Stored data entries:
----
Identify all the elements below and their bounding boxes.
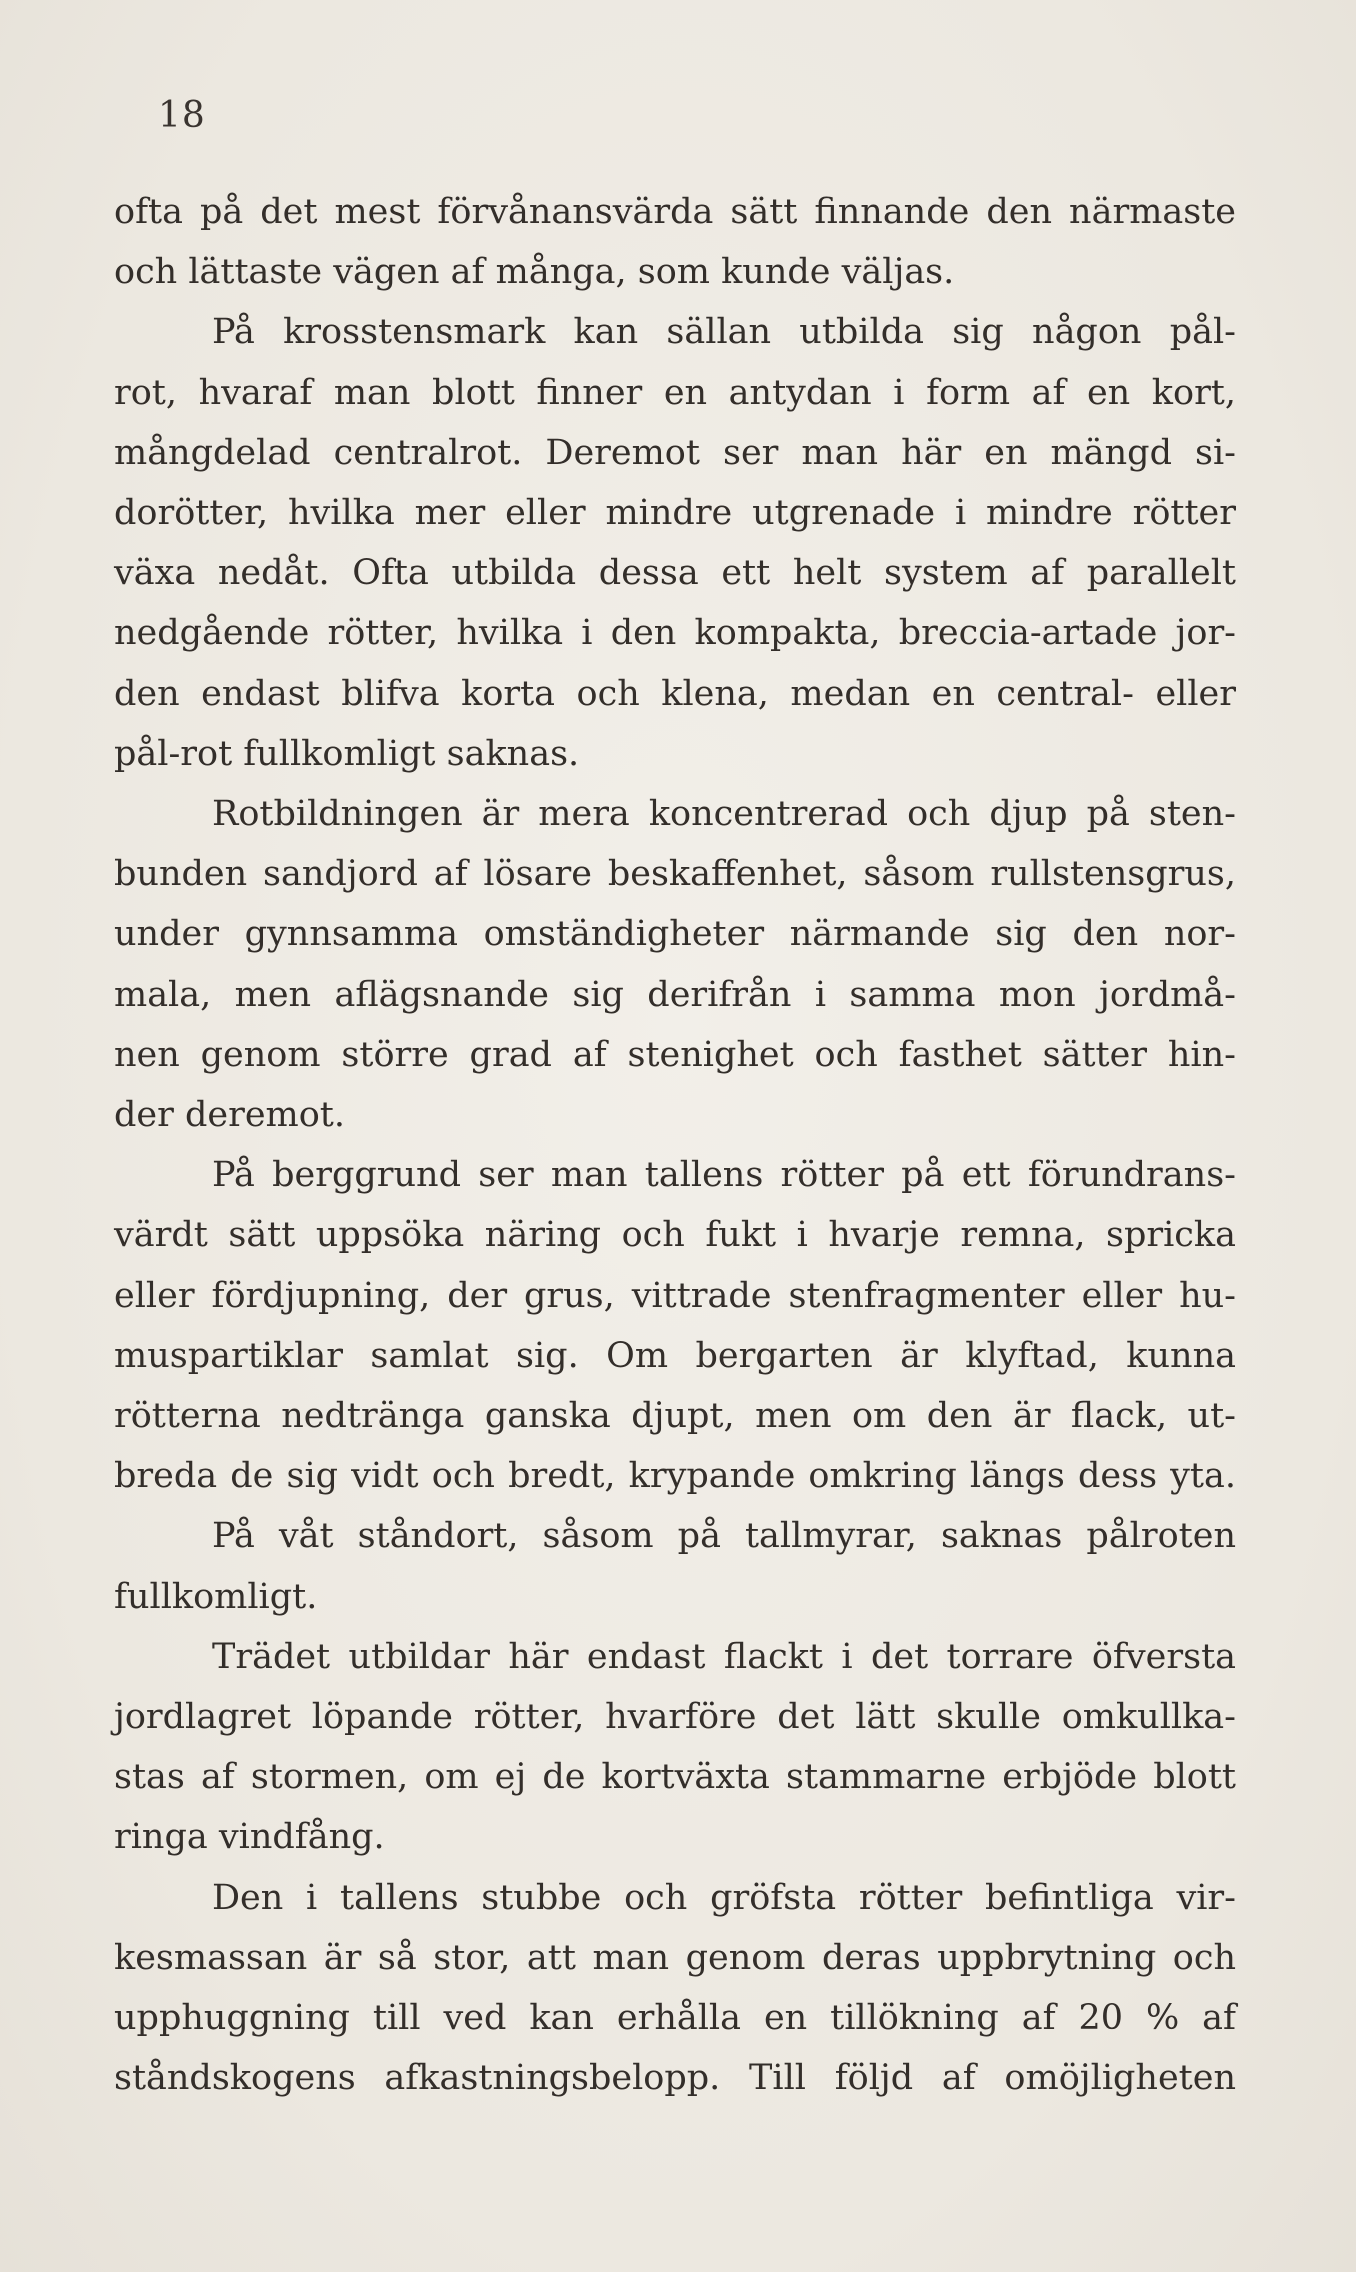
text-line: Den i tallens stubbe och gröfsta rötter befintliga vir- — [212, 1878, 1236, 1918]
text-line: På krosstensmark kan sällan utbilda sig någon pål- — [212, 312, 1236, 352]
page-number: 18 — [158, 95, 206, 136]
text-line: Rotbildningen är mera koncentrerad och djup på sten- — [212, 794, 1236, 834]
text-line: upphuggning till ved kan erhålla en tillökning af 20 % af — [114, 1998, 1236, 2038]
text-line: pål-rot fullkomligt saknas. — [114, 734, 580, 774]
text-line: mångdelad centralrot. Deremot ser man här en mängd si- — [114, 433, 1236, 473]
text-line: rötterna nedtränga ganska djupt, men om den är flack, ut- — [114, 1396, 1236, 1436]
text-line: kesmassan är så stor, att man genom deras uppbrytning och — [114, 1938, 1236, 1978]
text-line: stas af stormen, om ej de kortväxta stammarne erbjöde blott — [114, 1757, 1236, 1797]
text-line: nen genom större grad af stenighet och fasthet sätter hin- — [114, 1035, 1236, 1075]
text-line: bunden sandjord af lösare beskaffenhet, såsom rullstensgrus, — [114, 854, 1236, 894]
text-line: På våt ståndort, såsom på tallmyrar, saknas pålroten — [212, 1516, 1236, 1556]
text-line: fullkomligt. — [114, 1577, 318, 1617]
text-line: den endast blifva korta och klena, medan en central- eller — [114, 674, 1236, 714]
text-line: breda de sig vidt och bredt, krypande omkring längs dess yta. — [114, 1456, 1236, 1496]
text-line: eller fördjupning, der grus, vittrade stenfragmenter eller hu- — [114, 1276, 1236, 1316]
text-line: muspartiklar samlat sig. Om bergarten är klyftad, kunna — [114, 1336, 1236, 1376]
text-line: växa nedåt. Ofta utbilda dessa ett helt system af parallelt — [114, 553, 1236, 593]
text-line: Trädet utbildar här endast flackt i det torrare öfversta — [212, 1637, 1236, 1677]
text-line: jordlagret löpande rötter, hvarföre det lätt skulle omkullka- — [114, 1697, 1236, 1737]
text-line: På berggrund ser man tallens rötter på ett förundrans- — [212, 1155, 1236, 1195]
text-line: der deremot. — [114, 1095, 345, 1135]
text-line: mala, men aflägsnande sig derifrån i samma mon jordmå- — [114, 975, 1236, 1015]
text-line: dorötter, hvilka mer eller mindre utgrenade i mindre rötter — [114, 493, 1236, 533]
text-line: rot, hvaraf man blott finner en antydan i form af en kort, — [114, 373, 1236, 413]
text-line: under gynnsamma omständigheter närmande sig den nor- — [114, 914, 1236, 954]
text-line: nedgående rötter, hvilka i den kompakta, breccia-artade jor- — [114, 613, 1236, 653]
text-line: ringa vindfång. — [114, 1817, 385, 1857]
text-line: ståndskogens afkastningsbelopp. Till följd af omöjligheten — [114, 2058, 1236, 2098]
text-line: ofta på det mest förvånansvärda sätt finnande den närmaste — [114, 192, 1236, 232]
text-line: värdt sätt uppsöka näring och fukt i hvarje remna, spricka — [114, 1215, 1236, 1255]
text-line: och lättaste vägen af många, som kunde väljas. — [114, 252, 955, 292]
----
*AIM OF THE TASK:* Leaving the pictures out, reproduce the entries above exactly.

*WRITTEN ANSWER:*
Identify all the elements below and their bounding boxes.
text-line: Den i tallens stubbe och gröfsta rötter befintliga vir- — [212, 1878, 1236, 1918]
text-line: På krosstensmark kan sällan utbilda sig någon pål- — [212, 312, 1236, 352]
page-number: 18 — [158, 95, 206, 136]
text-line: Rotbildningen är mera koncentrerad och djup på sten- — [212, 794, 1236, 834]
text-line: upphuggning till ved kan erhålla en tillökning af 20 % af — [114, 1998, 1236, 2038]
text-line: pål-rot fullkomligt saknas. — [114, 734, 580, 774]
text-line: mångdelad centralrot. Deremot ser man här en mängd si- — [114, 433, 1236, 473]
text-line: rötterna nedtränga ganska djupt, men om den är flack, ut- — [114, 1396, 1236, 1436]
text-line: kesmassan är så stor, att man genom deras uppbrytning och — [114, 1938, 1236, 1978]
text-line: stas af stormen, om ej de kortväxta stammarne erbjöde blott — [114, 1757, 1236, 1797]
text-line: nen genom större grad af stenighet och fasthet sätter hin- — [114, 1035, 1236, 1075]
text-line: bunden sandjord af lösare beskaffenhet, såsom rullstensgrus, — [114, 854, 1236, 894]
text-line: På våt ståndort, såsom på tallmyrar, saknas pålroten — [212, 1516, 1236, 1556]
text-line: fullkomligt. — [114, 1577, 318, 1617]
text-line: den endast blifva korta och klena, medan en central- eller — [114, 674, 1236, 714]
text-line: breda de sig vidt och bredt, krypande omkring längs dess yta. — [114, 1456, 1236, 1496]
text-line: eller fördjupning, der grus, vittrade stenfragmenter eller hu- — [114, 1276, 1236, 1316]
text-line: muspartiklar samlat sig. Om bergarten är klyftad, kunna — [114, 1336, 1236, 1376]
text-line: växa nedåt. Ofta utbilda dessa ett helt system af parallelt — [114, 553, 1236, 593]
text-line: Trädet utbildar här endast flackt i det torrare öfversta — [212, 1637, 1236, 1677]
text-line: jordlagret löpande rötter, hvarföre det lätt skulle omkullka- — [114, 1697, 1236, 1737]
text-line: På berggrund ser man tallens rötter på ett förundrans- — [212, 1155, 1236, 1195]
text-line: der deremot. — [114, 1095, 345, 1135]
text-line: mala, men aflägsnande sig derifrån i samma mon jordmå- — [114, 975, 1236, 1015]
text-line: dorötter, hvilka mer eller mindre utgrenade i mindre rötter — [114, 493, 1236, 533]
text-line: rot, hvaraf man blott finner en antydan i form af en kort, — [114, 373, 1236, 413]
text-line: under gynnsamma omständigheter närmande sig den nor- — [114, 914, 1236, 954]
text-line: nedgående rötter, hvilka i den kompakta, breccia-artade jor- — [114, 613, 1236, 653]
text-line: ringa vindfång. — [114, 1817, 385, 1857]
text-line: ståndskogens afkastningsbelopp. Till följd af omöjligheten — [114, 2058, 1236, 2098]
text-line: ofta på det mest förvånansvärda sätt finnande den närmaste — [114, 192, 1236, 232]
text-line: värdt sätt uppsöka näring och fukt i hvarje remna, spricka — [114, 1215, 1236, 1255]
text-line: och lättaste vägen af många, som kunde väljas. — [114, 252, 955, 292]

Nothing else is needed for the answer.